(Extracted data entries)
———

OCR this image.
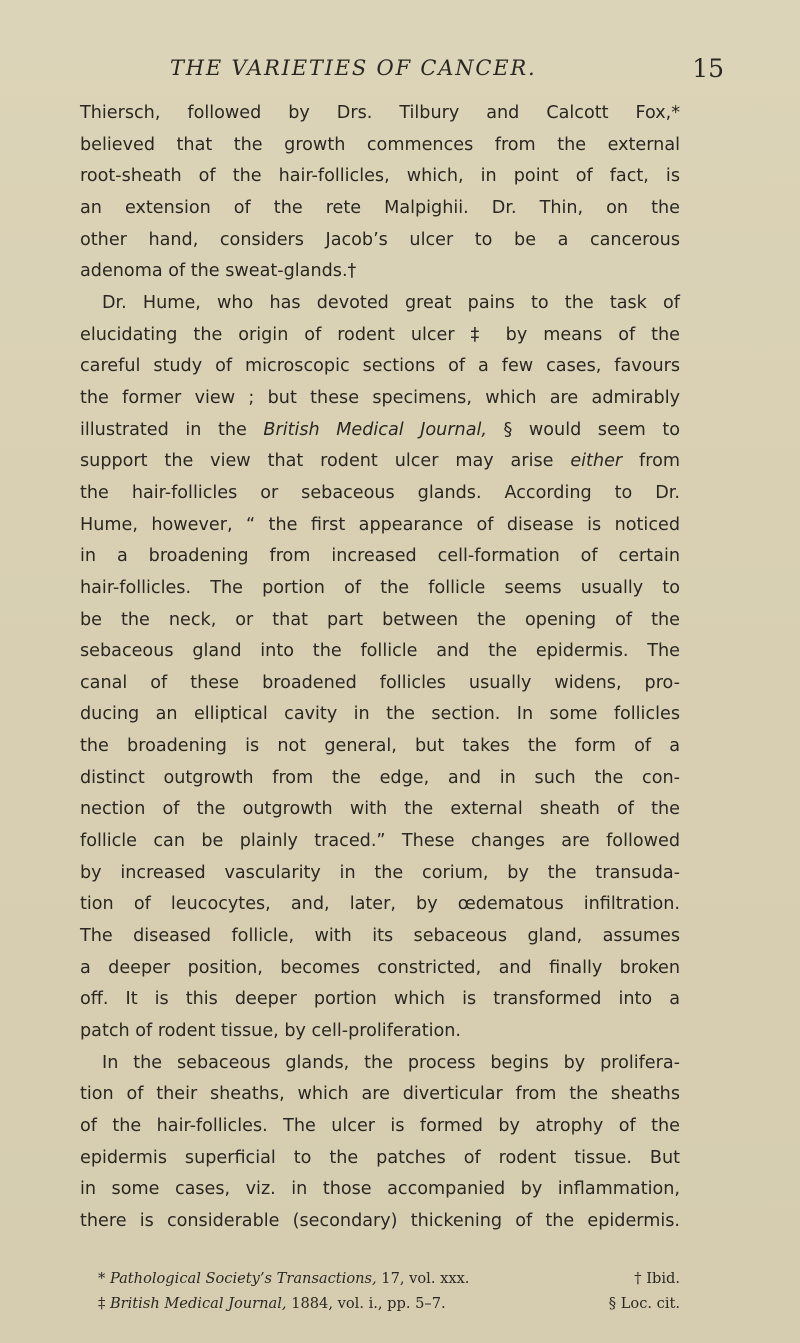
THE VARIETIES OF CANCER.	15
Thiersch, followed by Drs. Tilbury and Calcott Fox,*
believed that the growth commences from the external
root-sheath of the hair-follicles, which, in point of fact, is
an extension of the rete Malpighii. Dr. Thin, on the
other hand, considers Jacob’s ulcer to be a cancerous
adenoma of the sweat-glands.†
Dr. Hume, who has devoted great pains to the task of
elucidating the origin of rodent ulcer ‡ by means of the
careful study of microscopic sections of a few cases, favours
the former view ; but these specimens, which are admirably
illustrated in the British Medical Journal, § would seem to
support the view that rodent ulcer may arise either from
the hair-follicles or sebaceous glands. According to Dr.
Hume, however, “ the first appearance of disease is noticed
in a broadening from increased cell-formation of certain
hair-follicles. The portion of the follicle seems usually to
be the neck, or that part between the opening of the
sebaceous gland into the follicle and the epidermis. The
canal of these broadened follicles usually widens, pro-
ducing an elliptical cavity in the section. In some follicles
the broadening is not general, but takes the form of a
distinct outgrowth from the edge, and in such the con-
nection of the outgrowth with the external sheath of the
follicle can be plainly traced.” These changes are followed
by increased vascularity in the corium, by the transuda-
tion of leucocytes, and, later, by œdematous infiltration.
The diseased follicle, with its sebaceous gland, assumes
a deeper position, becomes constricted, and finally broken
off. It is this deeper portion which is transformed into a
patch of rodent tissue, by cell-proliferation.
In the sebaceous glands, the process begins by prolifera-
tion of their sheaths, which are diverticular from the sheaths
of the hair-follicles. The ulcer is formed by atrophy of the
epidermis superficial to the patches of rodent tissue. But
in some cases, viz. in those accompanied by inflammation,
there is considerable (secondary) thickening of the epidermis.
* Pathological Society’s Transactions, 17, vol. xxx.	† Ibid.
‡ British Medical Journal, 1884, vol. i., pp. 5–7.	§ Loc. cit.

———

## Work to complete
Copy every entry word for word, but omit the pictures.

## Solution to the problem
OCR this image.
THE VARIETIES OF CANCER.	15
Thiersch, followed by Drs. Tilbury and Calcott Fox,*
believed that the growth commences from the external
root-sheath of the hair-follicles, which, in point of fact, is
an extension of the rete Malpighii. Dr. Thin, on the
other hand, considers Jacob’s ulcer to be a cancerous
adenoma of the sweat-glands.†
Dr. Hume, who has devoted great pains to the task of
elucidating the origin of rodent ulcer ‡ by means of the
careful study of microscopic sections of a few cases, favours
the former view ; but these specimens, which are admirably
illustrated in the British Medical Journal, § would seem to
support the view that rodent ulcer may arise either from
the hair-follicles or sebaceous glands. According to Dr.
Hume, however, “ the first appearance of disease is noticed
in a broadening from increased cell-formation of certain
hair-follicles. The portion of the follicle seems usually to
be the neck, or that part between the opening of the
sebaceous gland into the follicle and the epidermis. The
canal of these broadened follicles usually widens, pro-
ducing an elliptical cavity in the section. In some follicles
the broadening is not general, but takes the form of a
distinct outgrowth from the edge, and in such the con-
nection of the outgrowth with the external sheath of the
follicle can be plainly traced.” These changes are followed
by increased vascularity in the corium, by the transuda-
tion of leucocytes, and, later, by œdematous infiltration.
The diseased follicle, with its sebaceous gland, assumes
a deeper position, becomes constricted, and finally broken
off. It is this deeper portion which is transformed into a
patch of rodent tissue, by cell-proliferation.
In the sebaceous glands, the process begins by prolifera-
tion of their sheaths, which are diverticular from the sheaths
of the hair-follicles. The ulcer is formed by atrophy of the
epidermis superficial to the patches of rodent tissue. But
in some cases, viz. in those accompanied by inflammation,
there is considerable (secondary) thickening of the epidermis.
* Pathological Society’s Transactions, 17, vol. xxx.	† Ibid.
‡ British Medical Journal, 1884, vol. i., pp. 5–7.	§ Loc. cit.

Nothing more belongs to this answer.